*SUPPLIED MATERIAL*.
· · · · · · ·
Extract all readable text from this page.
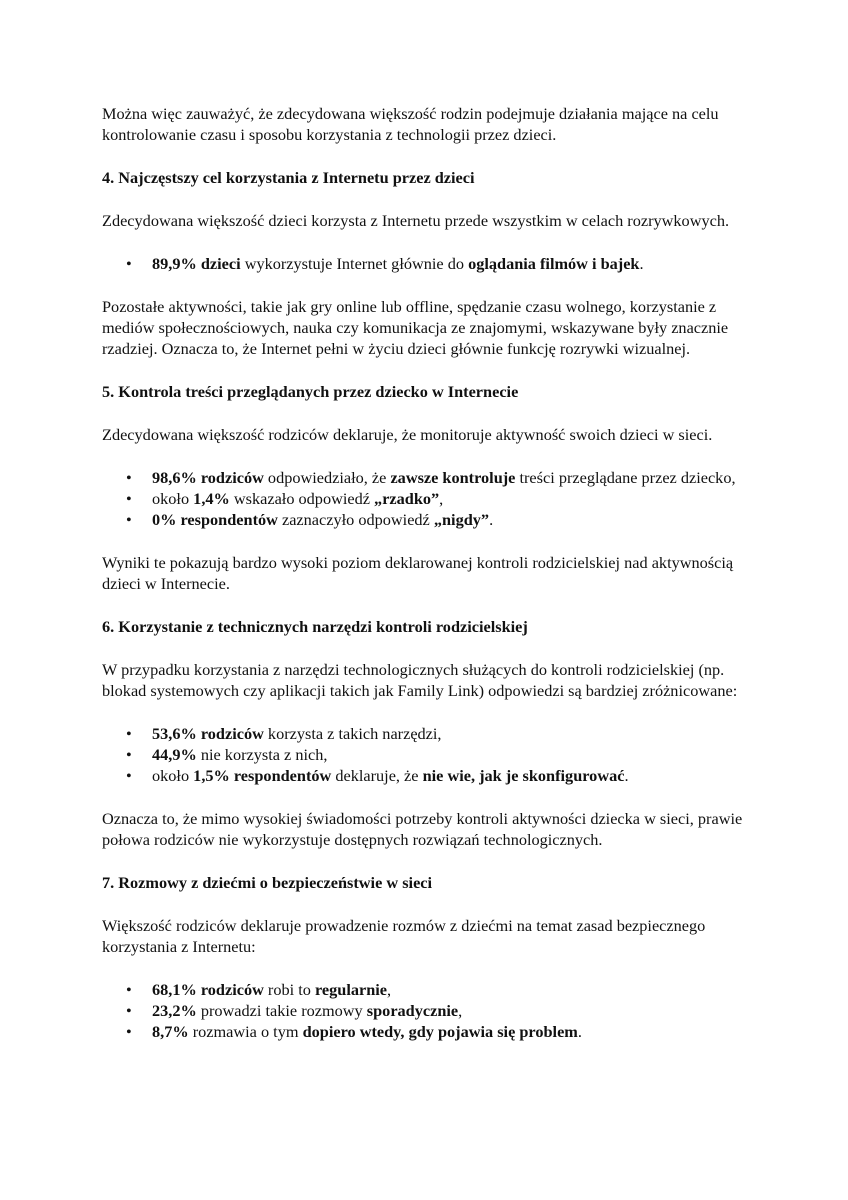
Można więc zauważyć, że zdecydowana większość rodzin podejmuje działania mające na celu kontrolowanie czasu i sposobu korzystania z technologii przez dzieci.

4. Najczęstszy cel korzystania z Internetu przez dzieci

Zdecydowana większość dzieci korzysta z Internetu przede wszystkim w celach rozrywkowych.

• 89,9% dzieci wykorzystuje Internet głównie do oglądania filmów i bajek.

Pozostałe aktywności, takie jak gry online lub offline, spędzanie czasu wolnego, korzystanie z mediów społecznościowych, nauka czy komunikacja ze znajomymi, wskazywane były znacznie rzadziej. Oznacza to, że Internet pełni w życiu dzieci głównie funkcję rozrywki wizualnej.

5. Kontrola treści przeglądanych przez dziecko w Internecie

Zdecydowana większość rodziców deklaruje, że monitoruje aktywność swoich dzieci w sieci.

• 98,6% rodziców odpowiedziało, że zawsze kontroluje treści przeglądane przez dziecko,
• około 1,4% wskazało odpowiedź „rzadko”,
• 0% respondentów zaznaczyło odpowiedź „nigdy”.

Wyniki te pokazują bardzo wysoki poziom deklarowanej kontroli rodzicielskiej nad aktywnością dzieci w Internecie.

6. Korzystanie z technicznych narzędzi kontroli rodzicielskiej

W przypadku korzystania z narzędzi technologicznych służących do kontroli rodzicielskiej (np. blokad systemowych czy aplikacji takich jak Family Link) odpowiedzi są bardziej zróżnicowane:

• 53,6% rodziców korzysta z takich narzędzi,
• 44,9% nie korzysta z nich,
• około 1,5% respondentów deklaruje, że nie wie, jak je skonfigurować.

Oznacza to, że mimo wysokiej świadomości potrzeby kontroli aktywności dziecka w sieci, prawie połowa rodziców nie wykorzystuje dostępnych rozwiązań technologicznych.

7. Rozmowy z dziećmi o bezpieczeństwie w sieci

Większość rodziców deklaruje prowadzenie rozmów z dziećmi na temat zasad bezpiecznego korzystania z Internetu:

• 68,1% rodziców robi to regularnie,
• 23,2% prowadzi takie rozmowy sporadycznie,
• 8,7% rozmawia o tym dopiero wtedy, gdy pojawia się problem.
· · · · · · ·
*YOUR INSTRUCTIONS*.
Write the records out again in full, exactly, and skip every picture.

*EXERCISE RESULT*.
Extract all readable text from this page.
Można więc zauważyć, że zdecydowana większość rodzin podejmuje działania mające na celu kontrolowanie czasu i sposobu korzystania z technologii przez dzieci.

4. Najczęstszy cel korzystania z Internetu przez dzieci

Zdecydowana większość dzieci korzysta z Internetu przede wszystkim w celach rozrywkowych.

• 89,9% dzieci wykorzystuje Internet głównie do oglądania filmów i bajek.

Pozostałe aktywności, takie jak gry online lub offline, spędzanie czasu wolnego, korzystanie z mediów społecznościowych, nauka czy komunikacja ze znajomymi, wskazywane były znacznie rzadziej. Oznacza to, że Internet pełni w życiu dzieci głównie funkcję rozrywki wizualnej.

5. Kontrola treści przeglądanych przez dziecko w Internecie

Zdecydowana większość rodziców deklaruje, że monitoruje aktywność swoich dzieci w sieci.

• 98,6% rodziców odpowiedziało, że zawsze kontroluje treści przeglądane przez dziecko,
• około 1,4% wskazało odpowiedź „rzadko”,
• 0% respondentów zaznaczyło odpowiedź „nigdy”.

Wyniki te pokazują bardzo wysoki poziom deklarowanej kontroli rodzicielskiej nad aktywnością dzieci w Internecie.

6. Korzystanie z technicznych narzędzi kontroli rodzicielskiej

W przypadku korzystania z narzędzi technologicznych służących do kontroli rodzicielskiej (np. blokad systemowych czy aplikacji takich jak Family Link) odpowiedzi są bardziej zróżnicowane:

• 53,6% rodziców korzysta z takich narzędzi,
• 44,9% nie korzysta z nich,
• około 1,5% respondentów deklaruje, że nie wie, jak je skonfigurować.

Oznacza to, że mimo wysokiej świadomości potrzeby kontroli aktywności dziecka w sieci, prawie połowa rodziców nie wykorzystuje dostępnych rozwiązań technologicznych.

7. Rozmowy z dziećmi o bezpieczeństwie w sieci

Większość rodziców deklaruje prowadzenie rozmów z dziećmi na temat zasad bezpiecznego korzystania z Internetu:

• 68,1% rodziców robi to regularnie,
• 23,2% prowadzi takie rozmowy sporadycznie,
• 8,7% rozmawia o tym dopiero wtedy, gdy pojawia się problem.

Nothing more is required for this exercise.